Provided material:
* * *
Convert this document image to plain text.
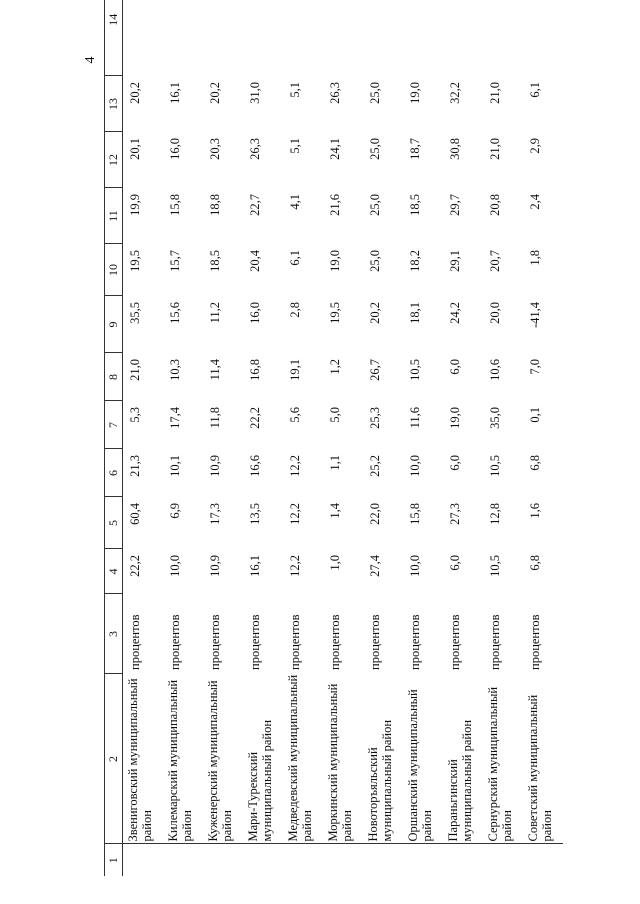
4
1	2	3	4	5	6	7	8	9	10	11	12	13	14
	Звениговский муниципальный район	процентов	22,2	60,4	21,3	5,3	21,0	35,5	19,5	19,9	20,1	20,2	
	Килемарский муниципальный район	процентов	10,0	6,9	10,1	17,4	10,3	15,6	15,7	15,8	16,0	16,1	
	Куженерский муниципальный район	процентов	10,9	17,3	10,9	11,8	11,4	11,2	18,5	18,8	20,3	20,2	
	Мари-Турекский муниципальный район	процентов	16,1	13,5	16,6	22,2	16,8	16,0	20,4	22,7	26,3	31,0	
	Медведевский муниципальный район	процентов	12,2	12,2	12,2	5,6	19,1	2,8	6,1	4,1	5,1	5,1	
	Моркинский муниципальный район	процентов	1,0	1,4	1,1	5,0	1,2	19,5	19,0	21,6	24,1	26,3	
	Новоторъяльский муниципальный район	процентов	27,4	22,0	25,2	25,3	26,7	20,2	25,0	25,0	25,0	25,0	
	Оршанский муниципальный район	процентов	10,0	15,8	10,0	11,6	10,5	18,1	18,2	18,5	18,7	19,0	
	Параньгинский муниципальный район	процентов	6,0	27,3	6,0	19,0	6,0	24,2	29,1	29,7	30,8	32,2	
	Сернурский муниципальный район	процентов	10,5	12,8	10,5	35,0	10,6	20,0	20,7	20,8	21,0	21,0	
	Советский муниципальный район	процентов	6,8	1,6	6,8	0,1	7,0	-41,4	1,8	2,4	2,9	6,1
* * *
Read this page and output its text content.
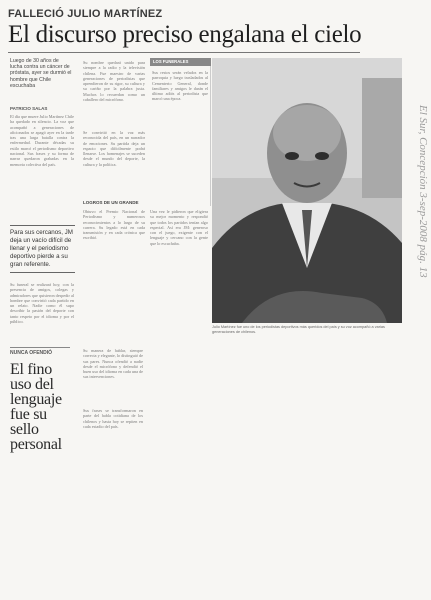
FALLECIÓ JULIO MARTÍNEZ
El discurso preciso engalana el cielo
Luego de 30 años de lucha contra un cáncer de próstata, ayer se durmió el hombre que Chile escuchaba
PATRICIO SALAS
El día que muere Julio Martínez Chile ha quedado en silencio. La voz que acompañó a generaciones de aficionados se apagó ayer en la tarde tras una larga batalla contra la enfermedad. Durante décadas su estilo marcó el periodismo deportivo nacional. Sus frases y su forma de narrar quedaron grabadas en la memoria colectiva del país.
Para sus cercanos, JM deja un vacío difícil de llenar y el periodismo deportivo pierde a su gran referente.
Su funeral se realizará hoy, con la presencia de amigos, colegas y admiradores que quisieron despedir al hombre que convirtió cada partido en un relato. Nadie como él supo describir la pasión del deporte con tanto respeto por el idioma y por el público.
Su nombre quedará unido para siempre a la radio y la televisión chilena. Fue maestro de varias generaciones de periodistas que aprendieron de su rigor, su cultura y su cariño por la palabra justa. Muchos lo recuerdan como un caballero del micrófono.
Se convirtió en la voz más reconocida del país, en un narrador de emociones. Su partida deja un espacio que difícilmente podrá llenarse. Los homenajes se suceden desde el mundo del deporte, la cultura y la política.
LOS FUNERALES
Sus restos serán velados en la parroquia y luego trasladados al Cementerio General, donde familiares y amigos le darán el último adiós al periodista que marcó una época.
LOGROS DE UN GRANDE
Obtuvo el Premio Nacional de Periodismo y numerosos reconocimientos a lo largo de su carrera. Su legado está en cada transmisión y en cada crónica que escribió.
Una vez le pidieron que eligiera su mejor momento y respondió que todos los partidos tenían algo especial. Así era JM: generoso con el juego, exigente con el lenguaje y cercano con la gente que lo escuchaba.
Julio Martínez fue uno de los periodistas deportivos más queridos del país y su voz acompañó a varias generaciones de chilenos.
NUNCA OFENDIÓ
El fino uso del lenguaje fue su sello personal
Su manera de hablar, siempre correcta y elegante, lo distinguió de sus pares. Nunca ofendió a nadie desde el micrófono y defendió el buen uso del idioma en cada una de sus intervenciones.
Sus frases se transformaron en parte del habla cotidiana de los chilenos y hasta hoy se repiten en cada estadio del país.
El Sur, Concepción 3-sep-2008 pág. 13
* * *
The exercise: Which lines in the listing above hold the word "contra"? Show each of them.

Reply to the task:
Luego de 30 años de lucha contra un cáncer de próstata, ayer se durmió el hombre que Chile escuchaba
El día que muere Julio Martínez Chile ha quedado en silencio. La voz que acompañó a generaciones de aficionados se apagó ayer en la tarde tras una larga batalla contra la enfermedad. Durante décadas su estilo marcó el periodismo deportivo nacional. Sus frases y su forma de narrar quedaron grabadas en la memoria colectiva del país.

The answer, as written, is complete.